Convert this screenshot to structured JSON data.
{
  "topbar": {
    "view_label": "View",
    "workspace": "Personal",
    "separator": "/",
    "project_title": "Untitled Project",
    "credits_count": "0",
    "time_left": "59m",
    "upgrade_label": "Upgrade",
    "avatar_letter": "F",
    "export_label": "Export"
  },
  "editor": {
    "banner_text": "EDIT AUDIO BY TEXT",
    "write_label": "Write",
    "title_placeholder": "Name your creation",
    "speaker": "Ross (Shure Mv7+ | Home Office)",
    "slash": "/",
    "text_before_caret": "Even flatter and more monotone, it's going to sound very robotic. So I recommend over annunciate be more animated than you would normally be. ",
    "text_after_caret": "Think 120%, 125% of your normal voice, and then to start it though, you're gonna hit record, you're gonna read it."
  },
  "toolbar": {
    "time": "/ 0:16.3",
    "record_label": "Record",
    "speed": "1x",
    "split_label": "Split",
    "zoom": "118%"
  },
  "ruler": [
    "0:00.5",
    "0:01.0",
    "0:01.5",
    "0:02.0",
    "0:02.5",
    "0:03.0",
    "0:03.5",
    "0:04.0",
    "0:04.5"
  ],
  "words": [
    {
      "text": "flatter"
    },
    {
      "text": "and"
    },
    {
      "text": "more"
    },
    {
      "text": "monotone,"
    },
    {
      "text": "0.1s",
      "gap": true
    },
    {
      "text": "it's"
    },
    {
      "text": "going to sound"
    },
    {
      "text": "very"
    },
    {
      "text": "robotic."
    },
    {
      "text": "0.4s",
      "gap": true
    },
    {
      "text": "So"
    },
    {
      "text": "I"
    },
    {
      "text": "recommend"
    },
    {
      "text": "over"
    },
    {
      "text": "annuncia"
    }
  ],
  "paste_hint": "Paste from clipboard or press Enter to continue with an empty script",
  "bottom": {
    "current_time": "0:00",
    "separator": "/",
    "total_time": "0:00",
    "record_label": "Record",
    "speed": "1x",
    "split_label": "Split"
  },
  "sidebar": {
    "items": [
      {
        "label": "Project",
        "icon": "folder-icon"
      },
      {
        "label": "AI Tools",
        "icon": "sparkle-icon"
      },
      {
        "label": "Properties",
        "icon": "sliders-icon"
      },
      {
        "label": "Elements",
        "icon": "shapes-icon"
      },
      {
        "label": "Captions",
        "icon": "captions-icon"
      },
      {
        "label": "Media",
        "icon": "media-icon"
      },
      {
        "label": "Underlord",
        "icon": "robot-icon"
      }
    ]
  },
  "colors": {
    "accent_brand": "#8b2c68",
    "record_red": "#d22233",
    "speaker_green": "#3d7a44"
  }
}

# # # # #

→ **Goal**:
Copy all of the data exactly.

→ **Final result**:
Convert this screenshot to structured JSON data.
{
  "topbar": {
    "view_label": "View",
    "workspace": "Personal",
    "separator": "/",
    "project_title": "Untitled Project",
    "credits_count": "0",
    "time_left": "59m",
    "upgrade_label": "Upgrade",
    "avatar_letter": "F",
    "export_label": "Export"
  },
  "editor": {
    "banner_text": "EDIT AUDIO BY TEXT",
    "write_label": "Write",
    "title_placeholder": "Name your creation",
    "speaker": "Ross (Shure Mv7+ | Home Office)",
    "slash": "/",
    "text_before_caret": "Even flatter and more monotone, it's going to sound very robotic. So I recommend over annunciate be more animated than you would normally be. ",
    "text_after_caret": "Think 120%, 125% of your normal voice, and then to start it though, you're gonna hit record, you're gonna read it."
  },
  "toolbar": {
    "time": "/ 0:16.3",
    "record_label": "Record",
    "speed": "1x",
    "split_label": "Split",
    "zoom": "118%"
  },
  "ruler": [
    "0:00.5",
    "0:01.0",
    "0:01.5",
    "0:02.0",
    "0:02.5",
    "0:03.0",
    "0:03.5",
    "0:04.0",
    "0:04.5"
  ],
  "words": [
    {
      "text": "flatter"
    },
    {
      "text": "and"
    },
    {
      "text": "more"
    },
    {
      "text": "monotone,"
    },
    {
      "text": "0.1s",
      "gap": true
    },
    {
      "text": "it's"
    },
    {
      "text": "going to sound"
    },
    {
      "text": "very"
    },
    {
      "text": "robotic."
    },
    {
      "text": "0.4s",
      "gap": true
    },
    {
      "text": "So"
    },
    {
      "text": "I"
    },
    {
      "text": "recommend"
    },
    {
      "text": "over"
    },
    {
      "text": "annuncia"
    }
  ],
  "paste_hint": "Paste from clipboard or press Enter to continue with an empty script",
  "bottom": {
    "current_time": "0:00",
    "separator": "/",
    "total_time": "0:00",
    "record_label": "Record",
    "speed": "1x",
    "split_label": "Split"
  },
  "sidebar": {
    "items": [
      {
        "label": "Project",
        "icon": "folder-icon"
      },
      {
        "label": "AI Tools",
        "icon": "sparkle-icon"
      },
      {
        "label": "Properties",
        "icon": "sliders-icon"
      },
      {
        "label": "Elements",
        "icon": "shapes-icon"
      },
      {
        "label": "Captions",
        "icon": "captions-icon"
      },
      {
        "label": "Media",
        "icon": "media-icon"
      },
      {
        "label": "Underlord",
        "icon": "robot-icon"
      }
    ]
  },
  "colors": {
    "accent_brand": "#8b2c68",
    "record_red": "#d22233",
    "speaker_green": "#3d7a44"
  }
}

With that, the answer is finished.